─── Supplied material ───
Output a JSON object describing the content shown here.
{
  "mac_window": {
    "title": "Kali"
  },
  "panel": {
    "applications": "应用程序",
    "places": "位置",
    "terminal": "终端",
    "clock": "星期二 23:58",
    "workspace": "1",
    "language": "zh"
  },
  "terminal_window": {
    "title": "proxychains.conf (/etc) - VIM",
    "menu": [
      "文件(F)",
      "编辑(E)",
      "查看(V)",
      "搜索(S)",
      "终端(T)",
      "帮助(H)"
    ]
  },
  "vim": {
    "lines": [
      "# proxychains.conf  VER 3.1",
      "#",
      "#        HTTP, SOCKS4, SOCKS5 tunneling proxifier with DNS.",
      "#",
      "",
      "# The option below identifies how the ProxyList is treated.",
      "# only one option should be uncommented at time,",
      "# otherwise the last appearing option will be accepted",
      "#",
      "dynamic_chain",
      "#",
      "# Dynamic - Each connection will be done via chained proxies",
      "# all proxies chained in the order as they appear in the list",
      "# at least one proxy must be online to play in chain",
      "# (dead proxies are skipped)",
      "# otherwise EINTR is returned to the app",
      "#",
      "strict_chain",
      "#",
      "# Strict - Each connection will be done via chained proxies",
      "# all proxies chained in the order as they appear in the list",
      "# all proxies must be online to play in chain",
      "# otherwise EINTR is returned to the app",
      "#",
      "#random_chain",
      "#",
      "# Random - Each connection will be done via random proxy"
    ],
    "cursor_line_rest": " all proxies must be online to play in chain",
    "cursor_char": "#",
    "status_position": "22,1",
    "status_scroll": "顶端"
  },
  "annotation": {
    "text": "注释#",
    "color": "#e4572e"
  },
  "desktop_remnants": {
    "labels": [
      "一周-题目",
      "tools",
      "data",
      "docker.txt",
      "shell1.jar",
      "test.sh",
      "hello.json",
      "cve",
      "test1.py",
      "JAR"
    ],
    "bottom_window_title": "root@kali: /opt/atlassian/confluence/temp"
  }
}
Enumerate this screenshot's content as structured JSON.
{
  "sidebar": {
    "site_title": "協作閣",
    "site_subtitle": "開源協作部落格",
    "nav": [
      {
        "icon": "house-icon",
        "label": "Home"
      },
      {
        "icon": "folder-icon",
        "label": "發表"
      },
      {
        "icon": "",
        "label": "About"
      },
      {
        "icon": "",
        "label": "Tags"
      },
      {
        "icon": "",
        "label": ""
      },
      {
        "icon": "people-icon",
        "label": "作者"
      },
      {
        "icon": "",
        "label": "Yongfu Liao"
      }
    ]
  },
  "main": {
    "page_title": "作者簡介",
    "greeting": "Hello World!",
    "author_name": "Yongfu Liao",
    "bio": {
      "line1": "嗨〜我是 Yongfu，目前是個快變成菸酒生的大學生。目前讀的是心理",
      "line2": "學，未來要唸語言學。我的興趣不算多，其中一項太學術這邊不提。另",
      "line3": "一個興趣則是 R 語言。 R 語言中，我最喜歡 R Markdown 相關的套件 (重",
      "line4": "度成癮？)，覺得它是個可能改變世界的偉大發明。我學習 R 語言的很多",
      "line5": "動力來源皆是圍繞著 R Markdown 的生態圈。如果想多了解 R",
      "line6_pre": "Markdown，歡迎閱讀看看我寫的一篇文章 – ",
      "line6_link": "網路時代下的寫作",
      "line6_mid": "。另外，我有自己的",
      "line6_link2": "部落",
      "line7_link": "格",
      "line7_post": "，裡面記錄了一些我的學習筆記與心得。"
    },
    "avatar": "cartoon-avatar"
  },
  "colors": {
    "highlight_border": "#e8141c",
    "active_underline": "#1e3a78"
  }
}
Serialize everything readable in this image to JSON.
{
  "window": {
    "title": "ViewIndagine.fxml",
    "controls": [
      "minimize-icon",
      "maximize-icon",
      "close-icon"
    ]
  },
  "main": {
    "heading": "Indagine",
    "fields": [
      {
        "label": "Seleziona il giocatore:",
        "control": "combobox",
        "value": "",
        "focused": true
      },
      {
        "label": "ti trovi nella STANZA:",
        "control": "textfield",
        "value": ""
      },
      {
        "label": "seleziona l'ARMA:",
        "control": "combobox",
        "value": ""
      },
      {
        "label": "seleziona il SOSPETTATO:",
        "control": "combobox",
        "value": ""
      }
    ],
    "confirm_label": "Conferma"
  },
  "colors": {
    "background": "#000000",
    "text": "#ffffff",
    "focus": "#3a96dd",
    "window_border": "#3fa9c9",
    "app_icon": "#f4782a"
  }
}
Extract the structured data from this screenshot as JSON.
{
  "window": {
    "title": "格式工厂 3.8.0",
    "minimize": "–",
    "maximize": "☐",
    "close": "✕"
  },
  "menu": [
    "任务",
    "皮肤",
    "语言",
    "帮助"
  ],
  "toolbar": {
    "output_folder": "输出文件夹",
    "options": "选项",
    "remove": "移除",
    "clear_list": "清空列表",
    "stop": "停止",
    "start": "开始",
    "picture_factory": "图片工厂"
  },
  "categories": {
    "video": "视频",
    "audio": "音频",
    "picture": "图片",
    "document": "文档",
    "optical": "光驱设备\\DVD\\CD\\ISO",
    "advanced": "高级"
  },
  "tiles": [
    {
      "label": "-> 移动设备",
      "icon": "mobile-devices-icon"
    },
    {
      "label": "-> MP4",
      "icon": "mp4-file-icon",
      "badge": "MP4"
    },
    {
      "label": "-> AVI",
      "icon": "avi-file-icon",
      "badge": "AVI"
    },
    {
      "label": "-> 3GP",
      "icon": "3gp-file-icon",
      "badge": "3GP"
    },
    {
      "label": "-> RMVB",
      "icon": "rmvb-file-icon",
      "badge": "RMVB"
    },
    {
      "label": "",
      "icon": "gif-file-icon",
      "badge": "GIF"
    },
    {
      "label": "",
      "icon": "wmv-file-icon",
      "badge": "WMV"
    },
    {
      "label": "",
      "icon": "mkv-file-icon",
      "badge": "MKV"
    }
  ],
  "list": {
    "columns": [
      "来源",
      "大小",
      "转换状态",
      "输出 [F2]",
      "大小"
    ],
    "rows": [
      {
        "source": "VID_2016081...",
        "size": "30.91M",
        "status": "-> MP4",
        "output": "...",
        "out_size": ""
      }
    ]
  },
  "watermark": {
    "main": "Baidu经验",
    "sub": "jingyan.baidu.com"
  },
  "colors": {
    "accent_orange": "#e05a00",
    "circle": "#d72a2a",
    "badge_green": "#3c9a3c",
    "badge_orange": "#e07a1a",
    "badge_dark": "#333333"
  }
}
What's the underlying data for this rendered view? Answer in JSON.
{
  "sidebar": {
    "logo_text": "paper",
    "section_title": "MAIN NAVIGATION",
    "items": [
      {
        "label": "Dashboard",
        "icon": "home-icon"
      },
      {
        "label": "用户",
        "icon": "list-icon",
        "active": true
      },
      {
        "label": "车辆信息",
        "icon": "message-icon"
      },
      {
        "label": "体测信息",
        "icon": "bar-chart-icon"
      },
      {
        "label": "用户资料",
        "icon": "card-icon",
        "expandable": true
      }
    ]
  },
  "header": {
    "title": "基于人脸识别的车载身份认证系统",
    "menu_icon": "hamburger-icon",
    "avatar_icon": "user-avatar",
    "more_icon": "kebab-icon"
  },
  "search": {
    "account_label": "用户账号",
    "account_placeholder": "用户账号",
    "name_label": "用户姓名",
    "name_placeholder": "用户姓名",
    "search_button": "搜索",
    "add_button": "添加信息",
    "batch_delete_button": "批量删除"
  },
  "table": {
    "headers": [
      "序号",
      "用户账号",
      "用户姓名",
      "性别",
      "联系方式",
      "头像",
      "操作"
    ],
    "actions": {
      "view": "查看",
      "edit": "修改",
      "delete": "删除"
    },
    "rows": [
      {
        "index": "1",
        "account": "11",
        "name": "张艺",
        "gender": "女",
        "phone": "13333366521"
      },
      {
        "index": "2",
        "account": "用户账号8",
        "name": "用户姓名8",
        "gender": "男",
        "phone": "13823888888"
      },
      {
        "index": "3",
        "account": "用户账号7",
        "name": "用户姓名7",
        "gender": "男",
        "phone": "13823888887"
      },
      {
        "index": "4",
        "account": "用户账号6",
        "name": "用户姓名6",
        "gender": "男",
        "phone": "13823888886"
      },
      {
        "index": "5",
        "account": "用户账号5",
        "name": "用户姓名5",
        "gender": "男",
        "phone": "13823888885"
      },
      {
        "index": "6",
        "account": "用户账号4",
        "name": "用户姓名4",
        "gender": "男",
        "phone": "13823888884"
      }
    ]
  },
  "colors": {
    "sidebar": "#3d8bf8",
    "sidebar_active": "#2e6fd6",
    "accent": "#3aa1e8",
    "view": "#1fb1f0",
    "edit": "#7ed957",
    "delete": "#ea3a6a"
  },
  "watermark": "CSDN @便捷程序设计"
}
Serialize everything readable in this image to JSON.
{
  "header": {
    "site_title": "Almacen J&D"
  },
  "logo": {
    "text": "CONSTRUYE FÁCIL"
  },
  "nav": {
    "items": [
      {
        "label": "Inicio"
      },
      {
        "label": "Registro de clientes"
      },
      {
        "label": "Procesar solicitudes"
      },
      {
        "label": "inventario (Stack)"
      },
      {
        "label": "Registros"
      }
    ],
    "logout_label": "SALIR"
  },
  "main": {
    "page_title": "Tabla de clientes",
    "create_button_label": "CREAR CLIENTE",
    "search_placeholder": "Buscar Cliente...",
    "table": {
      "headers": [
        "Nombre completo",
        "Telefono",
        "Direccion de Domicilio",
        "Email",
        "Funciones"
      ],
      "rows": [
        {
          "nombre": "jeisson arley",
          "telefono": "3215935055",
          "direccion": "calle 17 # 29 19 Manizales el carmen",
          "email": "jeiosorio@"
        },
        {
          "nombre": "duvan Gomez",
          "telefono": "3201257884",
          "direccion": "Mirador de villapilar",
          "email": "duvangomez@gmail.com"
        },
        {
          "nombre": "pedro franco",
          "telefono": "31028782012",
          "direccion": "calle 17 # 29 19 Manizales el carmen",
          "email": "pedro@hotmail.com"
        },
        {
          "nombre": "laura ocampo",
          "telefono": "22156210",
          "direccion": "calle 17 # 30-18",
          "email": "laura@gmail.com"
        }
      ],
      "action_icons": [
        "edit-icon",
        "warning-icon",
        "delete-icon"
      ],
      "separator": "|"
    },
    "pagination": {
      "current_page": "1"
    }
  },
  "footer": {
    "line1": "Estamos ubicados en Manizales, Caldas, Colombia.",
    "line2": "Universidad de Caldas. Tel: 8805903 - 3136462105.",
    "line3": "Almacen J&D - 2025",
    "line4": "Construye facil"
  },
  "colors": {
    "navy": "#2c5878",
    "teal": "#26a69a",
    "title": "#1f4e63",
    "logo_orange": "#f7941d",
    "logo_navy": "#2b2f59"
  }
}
───
What to work on
Above are the records. Copy every line in them holding "proxies".

Finished exercise
      "# Dynamic - Each connection will be done via chained proxies",
      "# all proxies chained in the order as they appear in the list",
      "# (dead proxies are skipped)",
      "# Strict - Each connection will be done via chained proxies",
      "# all proxies chained in the order as they appear in the list",
      "# all proxies must be online to play in chain",
    "cursor_line_rest": " all proxies must be online to play in chain",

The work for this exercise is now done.